- What to produce:
Extract each line of the data and write it out again exactly.

- Information supplied:
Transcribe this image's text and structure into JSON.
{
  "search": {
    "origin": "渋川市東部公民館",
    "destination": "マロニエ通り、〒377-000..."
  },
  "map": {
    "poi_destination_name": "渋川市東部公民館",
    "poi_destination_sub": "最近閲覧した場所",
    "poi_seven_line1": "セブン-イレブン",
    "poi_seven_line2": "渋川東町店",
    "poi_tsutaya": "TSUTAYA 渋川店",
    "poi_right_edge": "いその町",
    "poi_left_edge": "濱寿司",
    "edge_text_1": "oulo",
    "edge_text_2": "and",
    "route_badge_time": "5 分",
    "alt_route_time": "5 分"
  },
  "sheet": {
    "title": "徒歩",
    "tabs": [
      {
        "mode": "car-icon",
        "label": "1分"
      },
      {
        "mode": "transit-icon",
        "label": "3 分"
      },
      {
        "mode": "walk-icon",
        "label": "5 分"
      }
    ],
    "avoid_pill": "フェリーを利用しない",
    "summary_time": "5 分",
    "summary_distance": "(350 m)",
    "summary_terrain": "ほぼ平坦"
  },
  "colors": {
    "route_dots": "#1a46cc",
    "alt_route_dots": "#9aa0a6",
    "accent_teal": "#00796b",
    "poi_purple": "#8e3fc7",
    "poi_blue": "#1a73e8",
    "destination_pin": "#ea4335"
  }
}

- Correct result:
Transcribe this image's text and structure into JSON.
{
  "search": {
    "origin": "渋川市東部公民館",
    "destination": "マロニエ通り、〒377-000..."
  },
  "map": {
    "poi_destination_name": "渋川市東部公民館",
    "poi_destination_sub": "最近閲覧した場所",
    "poi_seven_line1": "セブン-イレブン",
    "poi_seven_line2": "渋川東町店",
    "poi_tsutaya": "TSUTAYA 渋川店",
    "poi_right_edge": "いその町",
    "poi_left_edge": "濱寿司",
    "edge_text_1": "oulo",
    "edge_text_2": "and",
    "route_badge_time": "5 分",
    "alt_route_time": "5 分"
  },
  "sheet": {
    "title": "徒歩",
    "tabs": [
      {
        "mode": "car-icon",
        "label": "1分"
      },
      {
        "mode": "transit-icon",
        "label": "3 分"
      },
      {
        "mode": "walk-icon",
        "label": "5 分"
      }
    ],
    "avoid_pill": "フェリーを利用しない",
    "summary_time": "5 分",
    "summary_distance": "(350 m)",
    "summary_terrain": "ほぼ平坦"
  },
  "colors": {
    "route_dots": "#1a46cc",
    "alt_route_dots": "#9aa0a6",
    "accent_teal": "#00796b",
    "poi_purple": "#8e3fc7",
    "poi_blue": "#1a73e8",
    "destination_pin": "#ea4335"
  }
}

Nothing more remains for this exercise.